- **What to work on**
Copy all lines that contain the word "Ukraine".

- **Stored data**
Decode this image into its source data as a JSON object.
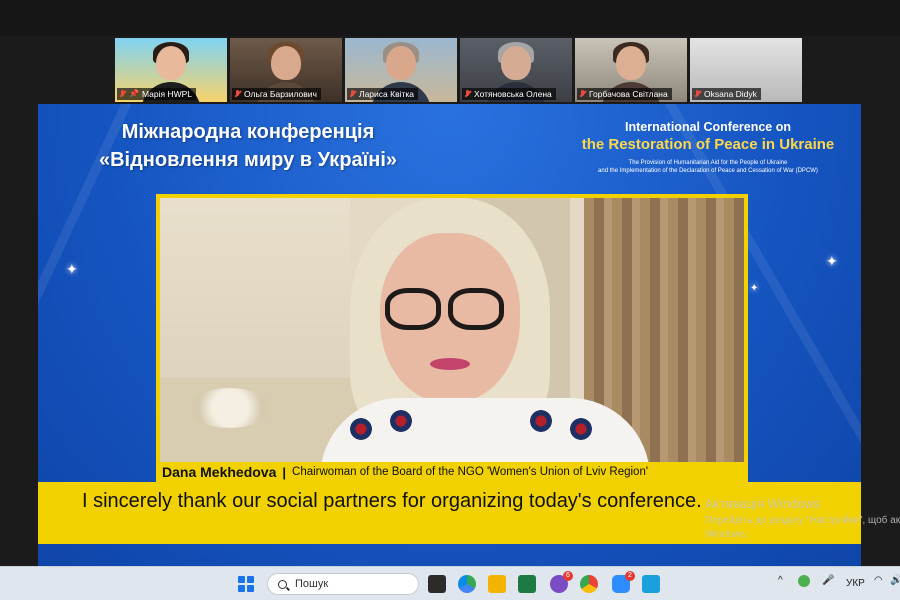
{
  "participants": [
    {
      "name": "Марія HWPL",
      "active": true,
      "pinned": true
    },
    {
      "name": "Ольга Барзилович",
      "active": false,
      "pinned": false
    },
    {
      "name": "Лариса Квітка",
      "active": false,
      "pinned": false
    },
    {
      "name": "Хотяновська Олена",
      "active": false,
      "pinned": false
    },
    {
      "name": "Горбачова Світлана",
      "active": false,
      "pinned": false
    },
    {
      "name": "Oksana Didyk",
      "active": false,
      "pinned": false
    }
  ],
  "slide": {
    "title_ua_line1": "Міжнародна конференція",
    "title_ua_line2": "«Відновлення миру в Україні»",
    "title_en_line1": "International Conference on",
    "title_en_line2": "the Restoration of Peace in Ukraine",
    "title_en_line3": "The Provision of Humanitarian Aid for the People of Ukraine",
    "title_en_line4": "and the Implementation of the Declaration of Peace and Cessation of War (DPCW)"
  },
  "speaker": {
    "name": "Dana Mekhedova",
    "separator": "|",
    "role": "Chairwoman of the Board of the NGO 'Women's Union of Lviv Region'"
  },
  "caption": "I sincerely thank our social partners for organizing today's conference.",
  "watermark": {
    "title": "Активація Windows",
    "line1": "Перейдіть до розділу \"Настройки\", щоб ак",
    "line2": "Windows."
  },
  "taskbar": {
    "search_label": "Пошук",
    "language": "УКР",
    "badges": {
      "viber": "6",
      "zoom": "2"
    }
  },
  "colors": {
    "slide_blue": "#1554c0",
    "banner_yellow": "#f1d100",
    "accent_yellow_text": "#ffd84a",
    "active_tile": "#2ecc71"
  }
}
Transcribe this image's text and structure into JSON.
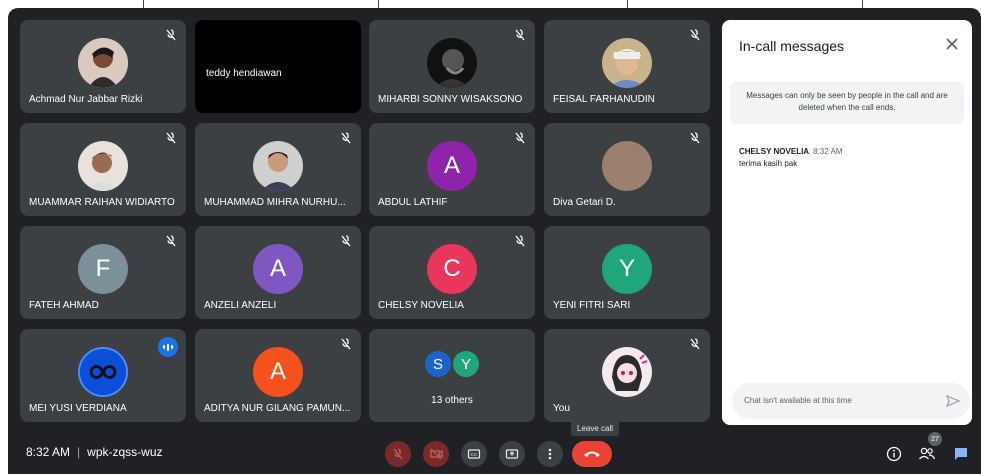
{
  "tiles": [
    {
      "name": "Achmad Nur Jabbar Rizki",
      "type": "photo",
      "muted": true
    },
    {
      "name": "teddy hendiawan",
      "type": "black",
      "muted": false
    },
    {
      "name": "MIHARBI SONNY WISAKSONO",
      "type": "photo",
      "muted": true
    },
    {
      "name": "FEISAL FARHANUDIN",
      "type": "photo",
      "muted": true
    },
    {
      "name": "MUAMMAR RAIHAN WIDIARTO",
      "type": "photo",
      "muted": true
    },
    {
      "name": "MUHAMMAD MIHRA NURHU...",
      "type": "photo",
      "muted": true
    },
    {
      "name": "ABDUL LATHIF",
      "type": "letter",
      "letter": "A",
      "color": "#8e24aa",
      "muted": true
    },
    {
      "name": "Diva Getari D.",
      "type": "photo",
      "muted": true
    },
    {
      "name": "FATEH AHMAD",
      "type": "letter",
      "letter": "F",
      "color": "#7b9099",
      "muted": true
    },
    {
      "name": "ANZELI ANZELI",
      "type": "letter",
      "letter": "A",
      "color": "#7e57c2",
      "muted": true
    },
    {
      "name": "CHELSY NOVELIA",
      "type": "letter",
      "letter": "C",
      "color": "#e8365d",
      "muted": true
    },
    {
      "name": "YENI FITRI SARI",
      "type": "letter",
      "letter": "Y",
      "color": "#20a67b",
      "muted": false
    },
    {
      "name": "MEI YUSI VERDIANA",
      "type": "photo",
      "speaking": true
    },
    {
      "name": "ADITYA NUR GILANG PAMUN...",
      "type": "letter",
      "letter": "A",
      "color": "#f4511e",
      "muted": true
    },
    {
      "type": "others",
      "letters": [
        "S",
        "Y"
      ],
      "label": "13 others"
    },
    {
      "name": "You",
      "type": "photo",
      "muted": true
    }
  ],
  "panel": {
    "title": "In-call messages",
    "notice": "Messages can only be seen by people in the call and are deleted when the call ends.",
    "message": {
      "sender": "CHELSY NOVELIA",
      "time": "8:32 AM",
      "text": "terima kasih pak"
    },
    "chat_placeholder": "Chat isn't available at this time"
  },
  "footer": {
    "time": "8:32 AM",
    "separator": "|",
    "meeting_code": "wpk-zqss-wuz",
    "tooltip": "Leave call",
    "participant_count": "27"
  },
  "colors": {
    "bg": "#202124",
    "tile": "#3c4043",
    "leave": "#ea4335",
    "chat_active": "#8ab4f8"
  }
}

- **Written answer**
    "title_en_line2": "the Restoration of Peace in Ukraine",
    "title_en_line3": "The Provision of Humanitarian Aid for the People of Ukraine",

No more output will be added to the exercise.